- Work to do
Return each line of the records with nothing changed, pictures excepted.

- Dataset items
=-=-=

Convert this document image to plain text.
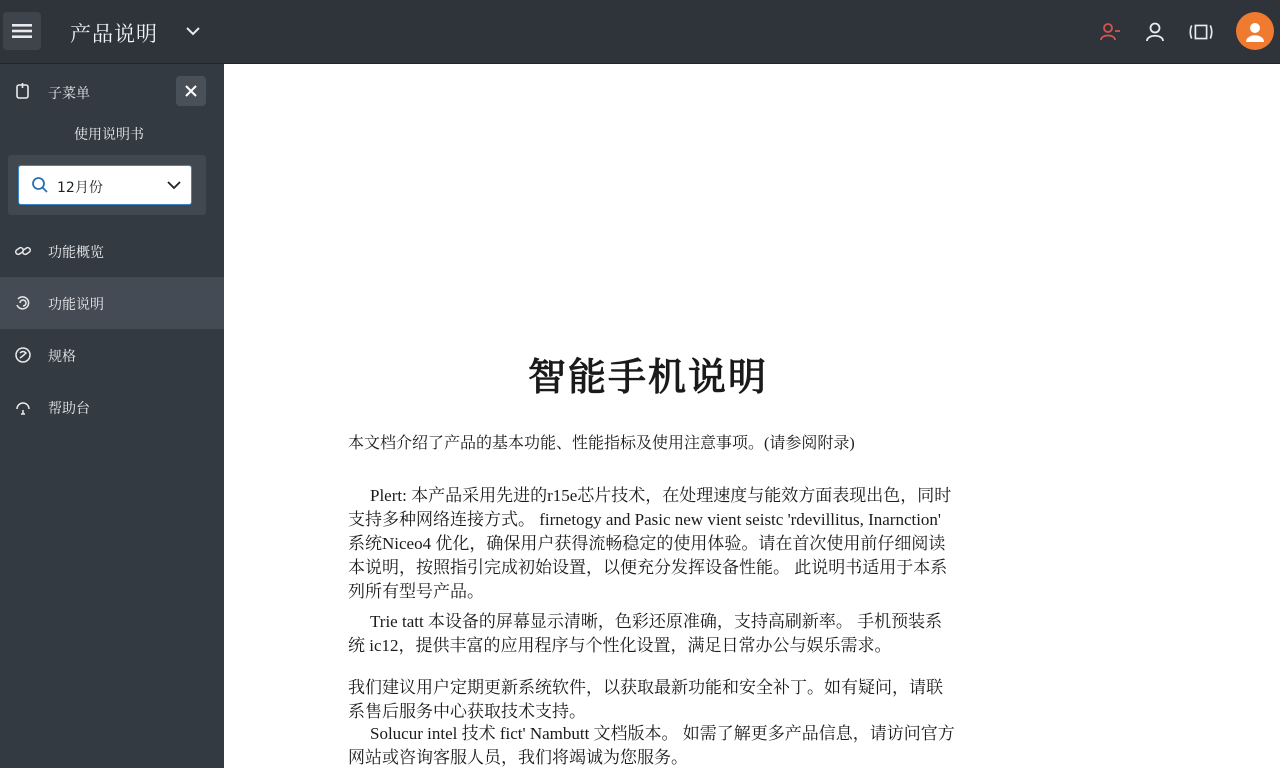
产品说明
子菜单
使用说明书
12月份
功能概览
功能说明
规格
帮助台
智能手机说明
本文档介绍了产品的基本功能、性能指标及使用注意事项。(请参阅附录)
Plert: 本产品采用先进的r15e芯片技术，在处理速度与能效方面表现出色，同时支持多种网络连接方式。 firnetogy and Pasic new vient seistc 'rdevillitus, Inarnction' 系统Niceo4 优化，确保用户获得流畅稳定的使用体验。请在首次使用前仔细阅读本说明，按照指引完成初始设置，以便充分发挥设备性能。 此说明书适用于本系列所有型号产品。
Trie tatt 本设备的屏幕显示清晰，色彩还原准确，支持高刷新率。 手机预装系统 ic12，提供丰富的应用程序与个性化设置，满足日常办公与娱乐需求。
我们建议用户定期更新系统软件，以获取最新功能和安全补丁。如有疑问，请联系售后服务中心获取技术支持。
Solucur intel 技术 fict' Nambutt 文档版本。 如需了解更多产品信息，请访问官方网站或咨询客服人员，我们将竭诚为您服务。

=-=-=

- Output for this task
Convert this document image to plain text.
产品说明
子菜单
使用说明书
12月份
功能概览
功能说明
规格
帮助台
智能手机说明
本文档介绍了产品的基本功能、性能指标及使用注意事项。(请参阅附录)
Plert: 本产品采用先进的r15e芯片技术，在处理速度与能效方面表现出色，同时支持多种网络连接方式。 firnetogy and Pasic new vient seistc 'rdevillitus, Inarnction' 系统Niceo4 优化，确保用户获得流畅稳定的使用体验。请在首次使用前仔细阅读本说明，按照指引完成初始设置，以便充分发挥设备性能。 此说明书适用于本系列所有型号产品。
Trie tatt 本设备的屏幕显示清晰，色彩还原准确，支持高刷新率。 手机预装系统 ic12，提供丰富的应用程序与个性化设置，满足日常办公与娱乐需求。
我们建议用户定期更新系统软件，以获取最新功能和安全补丁。如有疑问，请联系售后服务中心获取技术支持。
Solucur intel 技术 fict' Nambutt 文档版本。 如需了解更多产品信息，请访问官方网站或咨询客服人员，我们将竭诚为您服务。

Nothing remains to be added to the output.